> WHAT TO PRODUCE
Pictures aside, quote the whole listing exactly.
━━━━━━━━━━
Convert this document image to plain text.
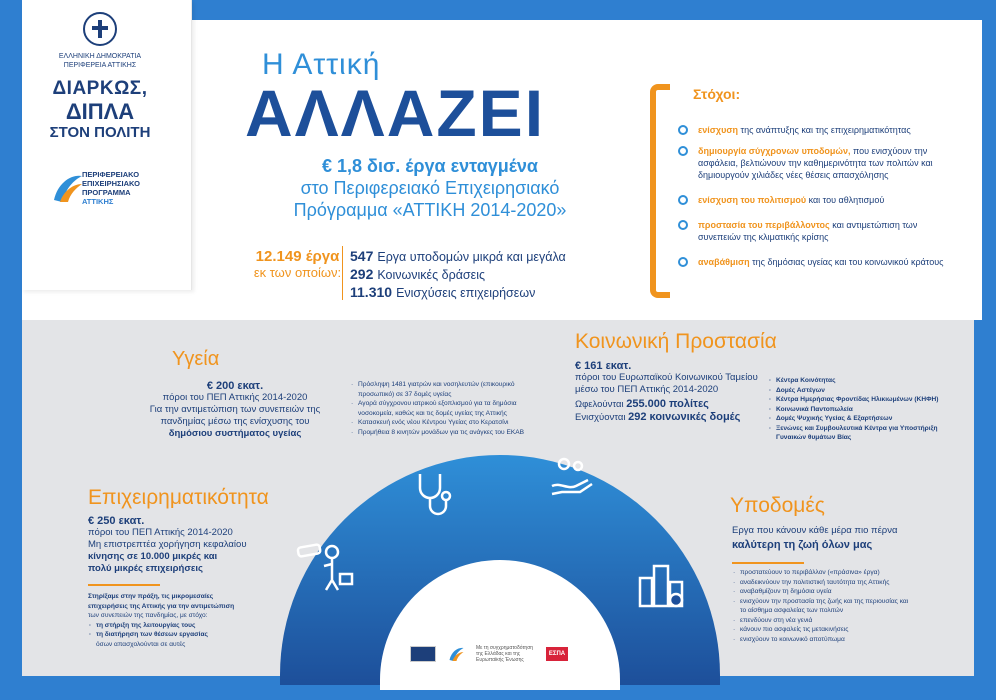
ΕΛΛΗΝΙΚΗ ΔΗΜΟΚΡΑΤΙΑ
ΠΕΡΙΦΕΡΕΙΑ ΑΤΤΙΚΗΣ
ΔΙΑΡΚΩΣ,
ΔΙΠΛΑ
ΣΤΟΝ ΠΟΛΙΤΗ
ΠΕΡΙΦΕΡΕΙΑΚΟ
ΕΠΙΧΕΙΡΗΣΙΑΚΟ
ΠΡΟΓΡΑΜΜΑ
ΑΤΤΙΚΗΣ
Η Αττική
ΑΛΛΑΖΕΙ
€ 1,8 δισ. έργα ενταγμένα
στο Περιφερειακό Επιχειρησιακό
Πρόγραμμα «ΑΤΤΙΚΗ 2014-2020»
12.149 έργα
εκ των οποίων:
547 Εργα υποδομών μικρά και μεγάλα
292 Κοινωνικές δράσεις
11.310 Ενισχύσεις επιχειρήσεων
Στόχοι:
ενίσχυση της ανάπτυξης και της επιχειρηματικότητας
δημιουργία σύγχρονων υποδομών, που ενισχύουν την ασφάλεια, βελτιώνουν την καθημερινότητα των πολιτών και δημιουργούν χιλιάδες νέες θέσεις απασχόλησης
ενίσχυση του πολιτισμού και του αθλητισμού
προστασία του περιβάλλοντος και αντιμετώπιση των συνεπειών της κλιματικής κρίσης
αναβάθμιση της δημόσιας υγείας και του κοινωνικού κράτους
Υγεία
€ 200 εκατ.
πόροι του ΠΕΠ Αττικής 2014-2020
Για την αντιμετώπιση των συνεπειών της
πανδημίας μέσω της ενίσχυσης του
δημόσιου συστήματος υγείας
· Πρόσληψη 1481 γιατρών και νοσηλευτών (επικουρικό προσωπικό) σε 37 δομές υγείας
· Αγορά σύγχρονου ιατρικού εξοπλισμού για τα δημόσια νοσοκομεία, καθώς και τις δομές υγείας της Αττικής
· Κατασκευή ενός νέου Κέντρου Υγείας στο Κερατσίνι
· Προμήθεια 8 κινητών μονάδων για τις ανάγκες του ΕΚΑΒ
Κοινωνική Προστασία
€ 161 εκατ.
πόροι του Ευρωπαϊκού Κοινωνικού Ταμείου
μέσω του ΠΕΠ Αττικής 2014-2020
Ωφελούνται 255.000 πολίτες
Ενισχύονται 292 κοινωνικές δομές
· Κέντρα Κοινότητας
· Δομές Αστέγων
· Κέντρα Ημερήσιας Φροντίδας Ηλικιωμένων (ΚΗΦΗ)
· Κοινωνικά Παντοπωλεία
· Δομές Ψυχικής Υγείας & Εξαρτήσεων
· Ξενώνες και Συμβουλευτικά Κέντρα για Υποστήριξη Γυναικών θυμάτων Βίας
Επιχειρηματικότητα
€ 250 εκατ.
πόροι του ΠΕΠ Αττικής 2014-2020
Μη επιστρεπτέα χορήγηση κεφαλαίου
κίνησης σε 10.000 μικρές και
πολύ μικρές επιχειρήσεις
Στηρίξαμε στην πράξη, τις μικρομεσαίες
επιχειρήσεις της Αττικής για την αντιμετώπιση
των συνεπειών της πανδημίας, με στόχο:
· τη στήριξη της λειτουργίας τους
· τη διατήρηση των θέσεων εργασίας
όσων απασχολούνται σε αυτές
Υποδομές
Εργα που κάνουν κάθε μέρα πιο πέρνα
καλύτερη τη ζωή όλων μας
· προστατεύουν το περιβάλλον («πράσινα» έργα)
· αναδεικνύουν την πολιτιστική ταυτότητα της Αττικής
· αναβαθμίζουν τη δημόσια υγεία
· ενισχύουν την προστασία της ζωής και της περιουσίας και το αίσθημα ασφαλείας των πολιτών
· επενδύουν στη νέα γενιά
· κάνουν πιο ασφαλείς τις μετακινήσεις
· ενισχύουν το κοινωνικό αποτύπωμα
Με τη συγχρηματοδότηση της Ελλάδας και της Ευρωπαϊκής Ένωσης
ΕΣΠΑ
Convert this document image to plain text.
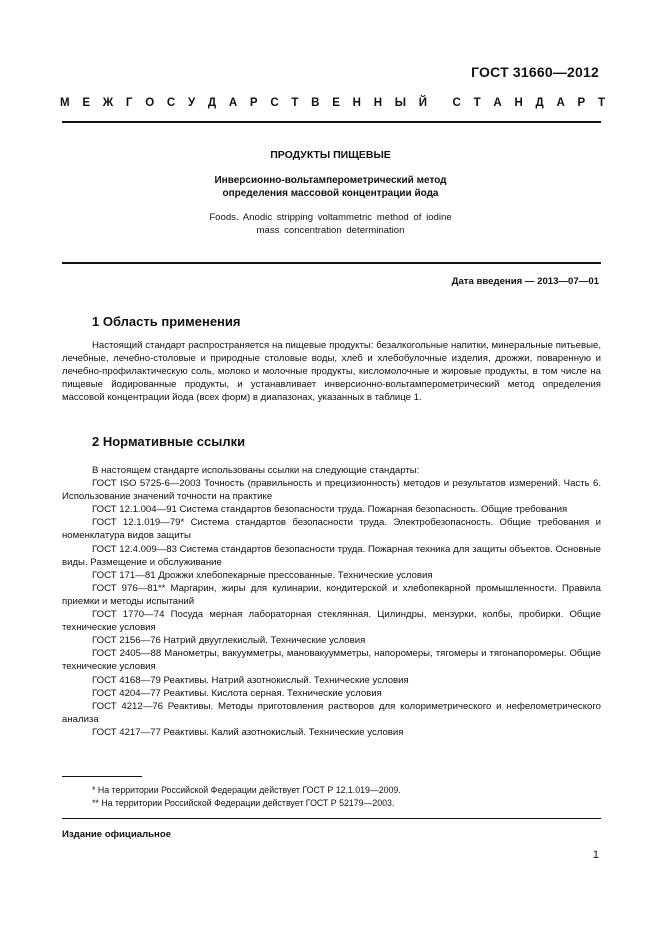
ГОСТ 31660—2012
М Е Ж Г О С У Д А Р С Т В Е Н Н Ы Й С Т А Н Д А Р Т
ПРОДУКТЫ ПИЩЕВЫЕ
Инверсионно-вольтамперометрический метод
определения массовой концентрации йода
Foods. Anodic stripping voltammetric method of iodine
mass concentration determination
Дата введения — 2013—07—01
1 Область применения
Настоящий стандарт распространяется на пищевые продукты: безалкогольные напитки, минеральные питьевые, лечебные, лечебно-столовые и природные столовые воды, хлеб и хлебобулочные изделия, дрожжи, поваренную и лечебно-профилактическую соль, молоко и молочные продукты, кисломолочные и жировые продукты, в том числе на пищевые йодированные продукты, и устанавливает инверсионно-вольтамперометрический метод определения массовой концентрации йода (всех форм) в диапазонах, указанных в таблице 1.
2 Нормативные ссылки

В настоящем стандарте использованы ссылки на следующие стандарты:

ГОСТ ISO 5725-6—2003 Точность (правильность и прецизионность) методов и результатов измерений. Часть 6. Использование значений точности на практике

ГОСТ 12.1.004—91 Система стандартов безопасности труда. Пожарная безопасность. Общие требования

ГОСТ 12.1.019—79* Система стандартов безопасности труда. Электробезопасность. Общие требования и номенклатура видов защиты

ГОСТ 12.4.009—83 Система стандартов безопасности труда. Пожарная техника для защиты объектов. Основные виды. Размещение и обслуживание

ГОСТ 171—81 Дрожжи хлебопекарные прессованные. Технические условия

ГОСТ 976—81** Маргарин, жиры для кулинарии, кондитерской и хлебопекарной промышленности. Правила приемки и методы испытаний

ГОСТ 1770—74 Посуда мерная лабораторная стеклянная. Цилиндры, мензурки, колбы, пробирки. Общие технические условия

ГОСТ 2156—76 Натрий двууглекислый. Технические условия

ГОСТ 2405—88 Манометры, вакуумметры, мановакуумметры, напоромеры, тягомеры и тягонапоромеры. Общие технические условия

ГОСТ 4168—79 Реактивы. Натрий азотнокислый. Технические условия

ГОСТ 4204—77 Реактивы. Кислота серная. Технические условия

ГОСТ 4212—76 Реактивы. Методы приготовления растворов для колориметрического и нефелометрического анализа

ГОСТ 4217—77 Реактивы. Калий азотнокислый. Технические условия

* На территории Российской Федерации действует ГОСТ Р 12.1.019—2009.
** На территории Российской Федерации действует ГОСТ Р 52179—2003.
Издание официальное
1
━━━━━━━━━━
> FULL OUTPUT
Convert this document image to plain text.
ΕΛΛΗΝΙΚΗ ΔΗΜΟΚΡΑΤΙΑ
ΠΕΡΙΦΕΡΕΙΑ ΑΤΤΙΚΗΣ
ΔΙΑΡΚΩΣ,
ΔΙΠΛΑ
ΣΤΟΝ ΠΟΛΙΤΗ
ΠΕΡΙΦΕΡΕΙΑΚΟ
ΕΠΙΧΕΙΡΗΣΙΑΚΟ
ΠΡΟΓΡΑΜΜΑ
ΑΤΤΙΚΗΣ
Η Αττική
ΑΛΛΑΖΕΙ
€ 1,8 δισ. έργα ενταγμένα
στο Περιφερειακό Επιχειρησιακό
Πρόγραμμα «ΑΤΤΙΚΗ 2014-2020»
12.149 έργα
εκ των οποίων:
547 Εργα υποδομών μικρά και μεγάλα
292 Κοινωνικές δράσεις
11.310 Ενισχύσεις επιχειρήσεων
Στόχοι:
ενίσχυση της ανάπτυξης και της επιχειρηματικότητας
δημιουργία σύγχρονων υποδομών, που ενισχύουν την ασφάλεια, βελτιώνουν την καθημερινότητα των πολιτών και δημιουργούν χιλιάδες νέες θέσεις απασχόλησης
ενίσχυση του πολιτισμού και του αθλητισμού
προστασία του περιβάλλοντος και αντιμετώπιση των συνεπειών της κλιματικής κρίσης
αναβάθμιση της δημόσιας υγείας και του κοινωνικού κράτους
Υγεία
€ 200 εκατ.
πόροι του ΠΕΠ Αττικής 2014-2020
Για την αντιμετώπιση των συνεπειών της
πανδημίας μέσω της ενίσχυσης του
δημόσιου συστήματος υγείας
· Πρόσληψη 1481 γιατρών και νοσηλευτών (επικουρικό προσωπικό) σε 37 δομές υγείας
· Αγορά σύγχρονου ιατρικού εξοπλισμού για τα δημόσια νοσοκομεία, καθώς και τις δομές υγείας της Αττικής
· Κατασκευή ενός νέου Κέντρου Υγείας στο Κερατσίνι
· Προμήθεια 8 κινητών μονάδων για τις ανάγκες του ΕΚΑΒ
Κοινωνική Προστασία
€ 161 εκατ.
πόροι του Ευρωπαϊκού Κοινωνικού Ταμείου
μέσω του ΠΕΠ Αττικής 2014-2020
Ωφελούνται 255.000 πολίτες
Ενισχύονται 292 κοινωνικές δομές
· Κέντρα Κοινότητας
· Δομές Αστέγων
· Κέντρα Ημερήσιας Φροντίδας Ηλικιωμένων (ΚΗΦΗ)
· Κοινωνικά Παντοπωλεία
· Δομές Ψυχικής Υγείας & Εξαρτήσεων
· Ξενώνες και Συμβουλευτικά Κέντρα για Υποστήριξη Γυναικών θυμάτων Βίας
Επιχειρηματικότητα
€ 250 εκατ.
πόροι του ΠΕΠ Αττικής 2014-2020
Μη επιστρεπτέα χορήγηση κεφαλαίου
κίνησης σε 10.000 μικρές και
πολύ μικρές επιχειρήσεις
Στηρίξαμε στην πράξη, τις μικρομεσαίες
επιχειρήσεις της Αττικής για την αντιμετώπιση
των συνεπειών της πανδημίας, με στόχο:
· τη στήριξη της λειτουργίας τους
· τη διατήρηση των θέσεων εργασίας
όσων απασχολούνται σε αυτές
Υποδομές
Εργα που κάνουν κάθε μέρα πιο πέρνα
καλύτερη τη ζωή όλων μας
· προστατεύουν το περιβάλλον («πράσινα» έργα)
· αναδεικνύουν την πολιτιστική ταυτότητα της Αττικής
· αναβαθμίζουν τη δημόσια υγεία
· ενισχύουν την προστασία της ζωής και της περιουσίας και το αίσθημα ασφαλείας των πολιτών
· επενδύουν στη νέα γενιά
· κάνουν πιο ασφαλείς τις μετακινήσεις
· ενισχύουν το κοινωνικό αποτύπωμα
Με τη συγχρηματοδότηση της Ελλάδας και της Ευρωπαϊκής Ένωσης
ΕΣΠΑ
Convert this document image to plain text.
ГОСТ 31660—2012
М Е Ж Г О С У Д А Р С Т В Е Н Н Ы Й С Т А Н Д А Р Т
ПРОДУКТЫ ПИЩЕВЫЕ
Инверсионно-вольтамперометрический метод
определения массовой концентрации йода
Foods. Anodic stripping voltammetric method of iodine
mass concentration determination
Дата введения — 2013—07—01
1 Область применения
Настоящий стандарт распространяется на пищевые продукты: безалкогольные напитки, минеральные питьевые, лечебные, лечебно-столовые и природные столовые воды, хлеб и хлебобулочные изделия, дрожжи, поваренную и лечебно-профилактическую соль, молоко и молочные продукты, кисломолочные и жировые продукты, в том числе на пищевые йодированные продукты, и устанавливает инверсионно-вольтамперометрический метод определения массовой концентрации йода (всех форм) в диапазонах, указанных в таблице 1.
2 Нормативные ссылки

В настоящем стандарте использованы ссылки на следующие стандарты:

ГОСТ ISO 5725-6—2003 Точность (правильность и прецизионность) методов и результатов измерений. Часть 6. Использование значений точности на практике

ГОСТ 12.1.004—91 Система стандартов безопасности труда. Пожарная безопасность. Общие требования

ГОСТ 12.1.019—79* Система стандартов безопасности труда. Электробезопасность. Общие требования и номенклатура видов защиты

ГОСТ 12.4.009—83 Система стандартов безопасности труда. Пожарная техника для защиты объектов. Основные виды. Размещение и обслуживание

ГОСТ 171—81 Дрожжи хлебопекарные прессованные. Технические условия

ГОСТ 976—81** Маргарин, жиры для кулинарии, кондитерской и хлебопекарной промышленности. Правила приемки и методы испытаний

ГОСТ 1770—74 Посуда мерная лабораторная стеклянная. Цилиндры, мензурки, колбы, пробирки. Общие технические условия

ГОСТ 2156—76 Натрий двууглекислый. Технические условия

ГОСТ 2405—88 Манометры, вакуумметры, мановакуумметры, напоромеры, тягомеры и тягонапоромеры. Общие технические условия

ГОСТ 4168—79 Реактивы. Натрий азотнокислый. Технические условия

ГОСТ 4204—77 Реактивы. Кислота серная. Технические условия

ГОСТ 4212—76 Реактивы. Методы приготовления растворов для колориметрического и нефелометрического анализа

ГОСТ 4217—77 Реактивы. Калий азотнокислый. Технические условия

* На территории Российской Федерации действует ГОСТ Р 12.1.019—2009.
** На территории Российской Федерации действует ГОСТ Р 52179—2003.
Издание официальное
1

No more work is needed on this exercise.